◆ **DATASET**
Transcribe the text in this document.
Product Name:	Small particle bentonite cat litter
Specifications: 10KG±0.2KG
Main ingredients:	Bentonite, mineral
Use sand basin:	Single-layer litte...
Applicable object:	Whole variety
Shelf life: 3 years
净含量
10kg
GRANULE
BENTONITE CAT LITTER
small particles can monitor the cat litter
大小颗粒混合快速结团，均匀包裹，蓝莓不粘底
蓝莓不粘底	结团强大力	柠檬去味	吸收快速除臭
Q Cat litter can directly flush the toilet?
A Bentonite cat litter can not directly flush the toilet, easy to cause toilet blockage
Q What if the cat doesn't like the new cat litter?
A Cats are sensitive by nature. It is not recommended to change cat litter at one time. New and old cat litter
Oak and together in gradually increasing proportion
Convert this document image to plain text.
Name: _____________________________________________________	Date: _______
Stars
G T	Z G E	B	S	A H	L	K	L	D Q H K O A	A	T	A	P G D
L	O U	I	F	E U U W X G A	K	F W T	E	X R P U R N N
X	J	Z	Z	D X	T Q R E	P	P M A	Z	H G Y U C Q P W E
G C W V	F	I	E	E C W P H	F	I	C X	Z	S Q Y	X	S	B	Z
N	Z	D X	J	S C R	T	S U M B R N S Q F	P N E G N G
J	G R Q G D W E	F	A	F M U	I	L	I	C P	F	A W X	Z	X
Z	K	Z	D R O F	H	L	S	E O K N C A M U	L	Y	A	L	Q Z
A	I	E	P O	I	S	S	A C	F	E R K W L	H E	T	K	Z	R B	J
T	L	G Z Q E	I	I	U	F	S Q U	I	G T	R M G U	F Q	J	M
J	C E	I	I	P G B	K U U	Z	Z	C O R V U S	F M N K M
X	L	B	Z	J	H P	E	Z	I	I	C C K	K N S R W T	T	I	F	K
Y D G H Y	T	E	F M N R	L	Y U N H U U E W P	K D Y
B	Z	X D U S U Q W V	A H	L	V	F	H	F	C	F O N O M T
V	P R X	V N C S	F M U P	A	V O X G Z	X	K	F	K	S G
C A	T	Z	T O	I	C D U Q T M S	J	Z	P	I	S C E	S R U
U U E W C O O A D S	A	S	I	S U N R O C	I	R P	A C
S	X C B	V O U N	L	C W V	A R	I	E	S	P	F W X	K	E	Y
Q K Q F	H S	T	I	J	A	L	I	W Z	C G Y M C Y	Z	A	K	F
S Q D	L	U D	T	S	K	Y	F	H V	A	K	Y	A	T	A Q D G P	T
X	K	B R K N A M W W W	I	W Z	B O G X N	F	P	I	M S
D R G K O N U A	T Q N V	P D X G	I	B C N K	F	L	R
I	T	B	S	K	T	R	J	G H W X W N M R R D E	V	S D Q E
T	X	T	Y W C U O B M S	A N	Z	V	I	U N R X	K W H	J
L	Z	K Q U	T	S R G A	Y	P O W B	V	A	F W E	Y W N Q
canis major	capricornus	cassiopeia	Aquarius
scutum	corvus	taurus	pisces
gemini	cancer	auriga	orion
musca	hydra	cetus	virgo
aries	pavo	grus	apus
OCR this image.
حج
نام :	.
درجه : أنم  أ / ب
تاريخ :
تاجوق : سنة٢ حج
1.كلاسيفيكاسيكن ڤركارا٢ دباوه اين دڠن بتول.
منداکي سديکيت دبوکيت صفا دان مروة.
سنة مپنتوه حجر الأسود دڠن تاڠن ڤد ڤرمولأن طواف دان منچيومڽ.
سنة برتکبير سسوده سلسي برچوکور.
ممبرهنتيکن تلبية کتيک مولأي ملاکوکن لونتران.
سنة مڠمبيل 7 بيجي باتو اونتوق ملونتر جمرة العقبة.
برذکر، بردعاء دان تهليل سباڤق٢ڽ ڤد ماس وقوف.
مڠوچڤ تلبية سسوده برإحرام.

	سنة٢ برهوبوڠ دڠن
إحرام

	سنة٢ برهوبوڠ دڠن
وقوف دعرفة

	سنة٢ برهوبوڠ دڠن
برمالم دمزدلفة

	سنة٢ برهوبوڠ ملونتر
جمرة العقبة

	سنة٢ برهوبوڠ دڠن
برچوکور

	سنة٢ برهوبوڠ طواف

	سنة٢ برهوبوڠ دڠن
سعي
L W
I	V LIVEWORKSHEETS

◆ **TASK DETAILS**
Using the entries above, please restate each one word for word.

◆ **TASK RESPONSE**
Transcribe the text in this document.
Product Name:	Small particle bentonite cat litter
Specifications: 10KG±0.2KG
Main ingredients:	Bentonite, mineral
Use sand basin:	Single-layer litte...
Applicable object:	Whole variety
Shelf life: 3 years
净含量
10kg
GRANULE
BENTONITE CAT LITTER
small particles can monitor the cat litter
大小颗粒混合快速结团，均匀包裹，蓝莓不粘底
蓝莓不粘底	结团强大力	柠檬去味	吸收快速除臭
Q Cat litter can directly flush the toilet?
A Bentonite cat litter can not directly flush the toilet, easy to cause toilet blockage
Q What if the cat doesn't like the new cat litter?
A Cats are sensitive by nature. It is not recommended to change cat litter at one time. New and old cat litter
Oak and together in gradually increasing proportion
Convert this document image to plain text.
Name: _____________________________________________________	Date: _______
Stars
G T	Z G E	B	S	A H	L	K	L	D Q H K O A	A	T	A	P G D
L	O U	I	F	E U U W X G A	K	F W T	E	X R P U R N N
X	J	Z	Z	D X	T Q R E	P	P M A	Z	H G Y U C Q P W E
G C W V	F	I	E	E C W P H	F	I	C X	Z	S Q Y	X	S	B	Z
N	Z	D X	J	S C R	T	S U M B R N S Q F	P N E G N G
J	G R Q G D W E	F	A	F M U	I	L	I	C P	F	A W X	Z	X
Z	K	Z	D R O F	H	L	S	E O K N C A M U	L	Y	A	L	Q Z
A	I	E	P O	I	S	S	A C	F	E R K W L	H E	T	K	Z	R B	J
T	L	G Z Q E	I	I	U	F	S Q U	I	G T	R M G U	F Q	J	M
J	C E	I	I	P G B	K U U	Z	Z	C O R V U S	F M N K M
X	L	B	Z	J	H P	E	Z	I	I	C C K	K N S R W T	T	I	F	K
Y D G H Y	T	E	F M N R	L	Y U N H U U E W P	K D Y
B	Z	X D U S U Q W V	A H	L	V	F	H	F	C	F O N O M T
V	P R X	V N C S	F M U P	A	V O X G Z	X	K	F	K	S G
C A	T	Z	T O	I	C D U Q T M S	J	Z	P	I	S C E	S R U
U U E W C O O A D S	A	S	I	S U N R O C	I	R P	A C
S	X C B	V O U N	L	C W V	A R	I	E	S	P	F W X	K	E	Y
Q K Q F	H S	T	I	J	A	L	I	W Z	C G Y M C Y	Z	A	K	F
S Q D	L	U D	T	S	K	Y	F	H V	A	K	Y	A	T	A Q D G P	T
X	K	B R K N A M W W W	I	W Z	B O G X N	F	P	I	M S
D R G K O N U A	T Q N V	P D X G	I	B C N K	F	L	R
I	T	B	S	K	T	R	J	G H W X W N M R R D E	V	S D Q E
T	X	T	Y W C U O B M S	A N	Z	V	I	U N R X	K W H	J
L	Z	K Q U	T	S R G A	Y	P O W B	V	A	F W E	Y W N Q
canis major	capricornus	cassiopeia	Aquarius
scutum	corvus	taurus	pisces
gemini	cancer	auriga	orion
musca	hydra	cetus	virgo
aries	pavo	grus	apus
OCR this image.
حج
نام :	.
درجه : أنم  أ / ب
تاريخ :
تاجوق : سنة٢ حج
1.كلاسيفيكاسيكن ڤركارا٢ دباوه اين دڠن بتول.
منداکي سديکيت دبوکيت صفا دان مروة.
سنة مپنتوه حجر الأسود دڠن تاڠن ڤد ڤرمولأن طواف دان منچيومڽ.
سنة برتکبير سسوده سلسي برچوکور.
ممبرهنتيکن تلبية کتيک مولأي ملاکوکن لونتران.
سنة مڠمبيل 7 بيجي باتو اونتوق ملونتر جمرة العقبة.
برذکر، بردعاء دان تهليل سباڤق٢ڽ ڤد ماس وقوف.
مڠوچڤ تلبية سسوده برإحرام.

	سنة٢ برهوبوڠ دڠن
إحرام

	سنة٢ برهوبوڠ دڠن
وقوف دعرفة

	سنة٢ برهوبوڠ دڠن
برمالم دمزدلفة

	سنة٢ برهوبوڠ ملونتر
جمرة العقبة

	سنة٢ برهوبوڠ دڠن
برچوکور

	سنة٢ برهوبوڠ طواف

	سنة٢ برهوبوڠ دڠن
سعي
L W
I	V LIVEWORKSHEETS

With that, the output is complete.